■ Directions ■
Identify all lines below that hold "auch" and collect them.
'''
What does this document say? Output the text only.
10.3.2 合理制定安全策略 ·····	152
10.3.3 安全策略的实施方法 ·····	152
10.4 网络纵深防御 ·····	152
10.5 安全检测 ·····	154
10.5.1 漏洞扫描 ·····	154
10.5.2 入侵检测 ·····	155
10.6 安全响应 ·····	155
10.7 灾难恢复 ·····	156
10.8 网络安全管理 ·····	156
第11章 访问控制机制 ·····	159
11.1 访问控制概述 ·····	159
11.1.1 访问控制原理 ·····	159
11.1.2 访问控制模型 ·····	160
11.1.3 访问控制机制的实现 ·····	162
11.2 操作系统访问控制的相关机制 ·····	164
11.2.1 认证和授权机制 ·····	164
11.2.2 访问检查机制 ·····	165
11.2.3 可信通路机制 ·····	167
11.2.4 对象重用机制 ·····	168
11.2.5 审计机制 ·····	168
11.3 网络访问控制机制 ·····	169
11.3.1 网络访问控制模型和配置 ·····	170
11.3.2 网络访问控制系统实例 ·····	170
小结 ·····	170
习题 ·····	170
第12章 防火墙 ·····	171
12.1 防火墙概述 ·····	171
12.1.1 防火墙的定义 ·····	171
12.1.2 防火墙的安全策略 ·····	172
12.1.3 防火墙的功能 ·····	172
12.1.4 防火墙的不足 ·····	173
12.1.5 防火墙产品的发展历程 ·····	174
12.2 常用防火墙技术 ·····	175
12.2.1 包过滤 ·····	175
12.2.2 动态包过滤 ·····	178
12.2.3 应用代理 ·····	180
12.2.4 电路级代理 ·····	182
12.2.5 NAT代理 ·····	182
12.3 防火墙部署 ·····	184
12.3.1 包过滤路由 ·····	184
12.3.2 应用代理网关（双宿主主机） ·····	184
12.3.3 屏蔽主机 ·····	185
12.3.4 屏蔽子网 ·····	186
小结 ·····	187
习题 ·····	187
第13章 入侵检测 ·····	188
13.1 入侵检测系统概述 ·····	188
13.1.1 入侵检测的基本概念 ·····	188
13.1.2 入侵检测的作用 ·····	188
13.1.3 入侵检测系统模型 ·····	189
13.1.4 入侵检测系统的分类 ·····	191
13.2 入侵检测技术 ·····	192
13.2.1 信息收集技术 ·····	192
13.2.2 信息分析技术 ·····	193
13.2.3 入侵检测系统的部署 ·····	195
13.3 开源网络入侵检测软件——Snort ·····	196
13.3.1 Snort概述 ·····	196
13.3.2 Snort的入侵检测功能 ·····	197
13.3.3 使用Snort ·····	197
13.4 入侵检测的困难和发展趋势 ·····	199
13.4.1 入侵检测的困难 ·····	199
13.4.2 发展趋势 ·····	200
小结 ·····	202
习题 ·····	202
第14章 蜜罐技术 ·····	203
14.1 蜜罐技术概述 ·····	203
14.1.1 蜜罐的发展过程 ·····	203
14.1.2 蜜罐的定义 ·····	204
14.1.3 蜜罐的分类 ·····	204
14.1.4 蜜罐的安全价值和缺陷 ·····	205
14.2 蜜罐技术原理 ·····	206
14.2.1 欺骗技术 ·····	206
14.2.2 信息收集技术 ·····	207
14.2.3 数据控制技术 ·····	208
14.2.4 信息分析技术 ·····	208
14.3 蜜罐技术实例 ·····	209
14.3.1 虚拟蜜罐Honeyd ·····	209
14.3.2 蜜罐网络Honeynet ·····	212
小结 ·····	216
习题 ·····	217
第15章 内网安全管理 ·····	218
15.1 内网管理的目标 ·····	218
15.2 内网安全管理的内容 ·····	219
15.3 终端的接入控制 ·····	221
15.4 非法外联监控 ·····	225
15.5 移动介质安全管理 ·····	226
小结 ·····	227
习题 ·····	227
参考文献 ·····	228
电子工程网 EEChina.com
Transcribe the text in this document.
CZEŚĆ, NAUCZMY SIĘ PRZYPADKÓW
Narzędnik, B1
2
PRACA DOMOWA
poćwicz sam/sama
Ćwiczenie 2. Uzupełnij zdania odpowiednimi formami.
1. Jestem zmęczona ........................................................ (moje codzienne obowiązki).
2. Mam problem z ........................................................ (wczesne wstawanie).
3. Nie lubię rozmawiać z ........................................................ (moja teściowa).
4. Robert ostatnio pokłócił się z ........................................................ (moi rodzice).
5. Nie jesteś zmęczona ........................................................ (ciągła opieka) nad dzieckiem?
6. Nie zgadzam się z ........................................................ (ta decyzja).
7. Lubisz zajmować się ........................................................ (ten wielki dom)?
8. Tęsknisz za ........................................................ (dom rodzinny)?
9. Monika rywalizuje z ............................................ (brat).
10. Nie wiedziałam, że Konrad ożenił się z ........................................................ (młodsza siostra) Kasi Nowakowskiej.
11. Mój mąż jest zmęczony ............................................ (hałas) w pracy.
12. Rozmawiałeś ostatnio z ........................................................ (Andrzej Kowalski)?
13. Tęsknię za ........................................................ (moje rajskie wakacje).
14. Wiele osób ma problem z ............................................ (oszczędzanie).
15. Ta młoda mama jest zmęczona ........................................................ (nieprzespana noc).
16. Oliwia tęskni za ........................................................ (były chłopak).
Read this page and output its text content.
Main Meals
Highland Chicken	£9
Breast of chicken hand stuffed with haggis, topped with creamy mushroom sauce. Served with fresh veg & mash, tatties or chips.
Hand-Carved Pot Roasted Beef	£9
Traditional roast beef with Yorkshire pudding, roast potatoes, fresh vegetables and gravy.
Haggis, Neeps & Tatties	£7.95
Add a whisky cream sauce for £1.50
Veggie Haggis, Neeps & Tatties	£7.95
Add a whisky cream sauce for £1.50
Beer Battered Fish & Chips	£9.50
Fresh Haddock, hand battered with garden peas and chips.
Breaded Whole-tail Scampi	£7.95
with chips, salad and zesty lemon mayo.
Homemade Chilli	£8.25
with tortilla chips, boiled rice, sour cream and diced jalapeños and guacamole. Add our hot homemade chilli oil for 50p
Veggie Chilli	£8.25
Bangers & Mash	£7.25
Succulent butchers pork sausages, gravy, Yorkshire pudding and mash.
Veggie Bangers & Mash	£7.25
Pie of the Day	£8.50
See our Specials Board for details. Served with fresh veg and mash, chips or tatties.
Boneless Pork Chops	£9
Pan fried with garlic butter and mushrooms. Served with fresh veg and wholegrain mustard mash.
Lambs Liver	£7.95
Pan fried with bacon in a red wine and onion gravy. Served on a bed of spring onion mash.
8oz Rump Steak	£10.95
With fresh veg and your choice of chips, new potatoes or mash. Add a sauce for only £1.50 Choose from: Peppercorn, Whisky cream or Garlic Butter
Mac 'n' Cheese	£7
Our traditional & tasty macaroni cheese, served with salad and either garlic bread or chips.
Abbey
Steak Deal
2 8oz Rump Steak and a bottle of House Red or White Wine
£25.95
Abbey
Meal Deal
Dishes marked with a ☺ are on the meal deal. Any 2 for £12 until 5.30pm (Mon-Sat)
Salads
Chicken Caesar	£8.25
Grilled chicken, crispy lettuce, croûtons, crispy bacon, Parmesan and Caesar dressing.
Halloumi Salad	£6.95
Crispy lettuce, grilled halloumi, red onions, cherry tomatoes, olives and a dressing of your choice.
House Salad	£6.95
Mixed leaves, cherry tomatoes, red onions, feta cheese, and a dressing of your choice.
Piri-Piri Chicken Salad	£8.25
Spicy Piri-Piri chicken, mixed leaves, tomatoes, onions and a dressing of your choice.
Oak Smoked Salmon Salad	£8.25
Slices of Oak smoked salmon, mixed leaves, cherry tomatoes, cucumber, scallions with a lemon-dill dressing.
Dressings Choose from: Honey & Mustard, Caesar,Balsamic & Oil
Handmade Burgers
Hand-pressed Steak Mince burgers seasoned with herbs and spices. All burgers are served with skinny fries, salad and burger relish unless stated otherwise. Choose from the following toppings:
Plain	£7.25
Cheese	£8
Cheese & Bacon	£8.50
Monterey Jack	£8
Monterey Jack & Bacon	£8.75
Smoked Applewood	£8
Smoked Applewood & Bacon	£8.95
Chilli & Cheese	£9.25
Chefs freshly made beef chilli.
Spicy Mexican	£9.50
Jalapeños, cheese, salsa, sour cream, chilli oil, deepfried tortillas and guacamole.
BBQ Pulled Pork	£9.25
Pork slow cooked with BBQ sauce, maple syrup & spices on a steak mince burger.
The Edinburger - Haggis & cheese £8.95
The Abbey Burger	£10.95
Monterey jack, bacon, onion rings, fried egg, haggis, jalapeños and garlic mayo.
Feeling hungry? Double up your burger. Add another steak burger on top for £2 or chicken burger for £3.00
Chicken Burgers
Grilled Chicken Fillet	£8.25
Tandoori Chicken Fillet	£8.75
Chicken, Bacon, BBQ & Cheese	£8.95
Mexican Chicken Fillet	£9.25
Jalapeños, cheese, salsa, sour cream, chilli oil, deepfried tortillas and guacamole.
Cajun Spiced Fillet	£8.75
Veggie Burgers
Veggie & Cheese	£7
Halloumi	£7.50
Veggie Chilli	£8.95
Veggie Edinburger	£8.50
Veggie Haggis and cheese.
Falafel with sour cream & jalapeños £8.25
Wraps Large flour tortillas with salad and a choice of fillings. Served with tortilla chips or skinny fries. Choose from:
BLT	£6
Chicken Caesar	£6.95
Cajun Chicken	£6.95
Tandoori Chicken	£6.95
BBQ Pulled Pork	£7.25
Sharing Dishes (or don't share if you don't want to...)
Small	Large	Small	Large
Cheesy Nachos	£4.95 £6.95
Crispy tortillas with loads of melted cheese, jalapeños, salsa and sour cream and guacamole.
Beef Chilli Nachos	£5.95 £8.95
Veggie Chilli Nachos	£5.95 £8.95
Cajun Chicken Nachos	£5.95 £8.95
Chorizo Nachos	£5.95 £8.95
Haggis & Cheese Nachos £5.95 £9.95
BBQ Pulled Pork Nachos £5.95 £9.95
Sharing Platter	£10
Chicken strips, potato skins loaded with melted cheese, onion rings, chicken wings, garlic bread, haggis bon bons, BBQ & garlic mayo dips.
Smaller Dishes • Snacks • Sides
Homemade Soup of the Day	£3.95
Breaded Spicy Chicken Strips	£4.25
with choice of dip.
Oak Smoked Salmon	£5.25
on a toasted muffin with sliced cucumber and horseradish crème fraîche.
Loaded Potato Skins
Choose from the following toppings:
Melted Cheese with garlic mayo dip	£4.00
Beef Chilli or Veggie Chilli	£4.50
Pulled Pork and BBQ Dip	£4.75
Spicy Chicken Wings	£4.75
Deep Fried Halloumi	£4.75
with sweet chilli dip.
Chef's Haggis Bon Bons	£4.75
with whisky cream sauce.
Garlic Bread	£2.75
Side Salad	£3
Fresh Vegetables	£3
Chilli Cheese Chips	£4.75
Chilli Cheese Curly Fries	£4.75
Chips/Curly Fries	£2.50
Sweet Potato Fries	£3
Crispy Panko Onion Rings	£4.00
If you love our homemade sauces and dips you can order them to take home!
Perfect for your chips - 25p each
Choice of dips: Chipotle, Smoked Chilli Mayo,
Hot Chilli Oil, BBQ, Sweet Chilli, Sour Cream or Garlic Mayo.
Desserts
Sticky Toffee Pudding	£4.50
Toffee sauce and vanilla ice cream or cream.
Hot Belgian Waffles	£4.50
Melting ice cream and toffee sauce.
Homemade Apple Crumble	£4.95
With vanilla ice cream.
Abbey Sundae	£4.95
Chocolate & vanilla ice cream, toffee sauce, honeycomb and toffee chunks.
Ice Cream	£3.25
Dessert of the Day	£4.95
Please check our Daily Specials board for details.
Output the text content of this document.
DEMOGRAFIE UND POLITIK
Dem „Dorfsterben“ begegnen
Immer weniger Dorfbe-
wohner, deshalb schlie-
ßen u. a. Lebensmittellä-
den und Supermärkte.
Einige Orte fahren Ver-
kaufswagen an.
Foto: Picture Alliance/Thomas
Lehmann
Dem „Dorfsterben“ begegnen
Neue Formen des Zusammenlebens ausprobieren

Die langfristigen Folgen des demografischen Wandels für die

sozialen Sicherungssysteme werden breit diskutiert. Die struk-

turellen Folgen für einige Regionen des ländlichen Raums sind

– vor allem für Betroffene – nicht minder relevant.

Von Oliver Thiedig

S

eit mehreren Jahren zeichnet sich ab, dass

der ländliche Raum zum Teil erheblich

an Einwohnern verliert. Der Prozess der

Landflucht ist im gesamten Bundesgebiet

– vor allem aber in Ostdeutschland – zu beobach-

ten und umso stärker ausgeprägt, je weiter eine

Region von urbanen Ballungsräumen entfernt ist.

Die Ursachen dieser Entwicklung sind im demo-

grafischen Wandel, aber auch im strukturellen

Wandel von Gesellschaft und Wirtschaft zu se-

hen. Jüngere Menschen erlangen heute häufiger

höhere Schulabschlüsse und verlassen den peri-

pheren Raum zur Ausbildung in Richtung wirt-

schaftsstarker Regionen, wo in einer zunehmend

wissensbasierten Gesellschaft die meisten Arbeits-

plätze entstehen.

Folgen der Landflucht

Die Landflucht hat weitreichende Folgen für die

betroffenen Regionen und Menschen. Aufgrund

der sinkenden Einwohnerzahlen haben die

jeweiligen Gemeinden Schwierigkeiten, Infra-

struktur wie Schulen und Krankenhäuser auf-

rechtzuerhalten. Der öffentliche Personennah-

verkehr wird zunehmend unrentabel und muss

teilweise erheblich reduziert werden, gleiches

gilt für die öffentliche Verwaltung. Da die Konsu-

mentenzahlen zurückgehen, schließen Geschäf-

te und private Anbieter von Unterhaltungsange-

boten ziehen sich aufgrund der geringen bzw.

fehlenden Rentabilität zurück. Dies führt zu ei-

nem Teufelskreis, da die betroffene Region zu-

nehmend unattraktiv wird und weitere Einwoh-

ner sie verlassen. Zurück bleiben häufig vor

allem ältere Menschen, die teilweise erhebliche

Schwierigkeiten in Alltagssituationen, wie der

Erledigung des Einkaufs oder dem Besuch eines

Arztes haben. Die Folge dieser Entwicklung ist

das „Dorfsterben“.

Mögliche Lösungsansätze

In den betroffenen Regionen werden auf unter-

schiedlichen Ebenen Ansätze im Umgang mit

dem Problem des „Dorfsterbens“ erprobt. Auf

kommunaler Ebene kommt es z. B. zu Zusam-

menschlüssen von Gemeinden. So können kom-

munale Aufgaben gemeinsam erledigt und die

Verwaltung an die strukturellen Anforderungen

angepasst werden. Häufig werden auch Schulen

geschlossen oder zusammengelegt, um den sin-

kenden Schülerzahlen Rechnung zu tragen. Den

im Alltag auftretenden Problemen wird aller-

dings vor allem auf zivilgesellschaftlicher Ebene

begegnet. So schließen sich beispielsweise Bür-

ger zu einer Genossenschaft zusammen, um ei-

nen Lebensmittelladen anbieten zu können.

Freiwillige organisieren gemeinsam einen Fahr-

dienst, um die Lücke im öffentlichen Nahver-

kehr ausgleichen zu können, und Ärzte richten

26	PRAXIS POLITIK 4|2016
'''
■ Answer ■
grafischen Wandel, aber auch im strukturellen
angepasst werden. Häufig werden auch Schulen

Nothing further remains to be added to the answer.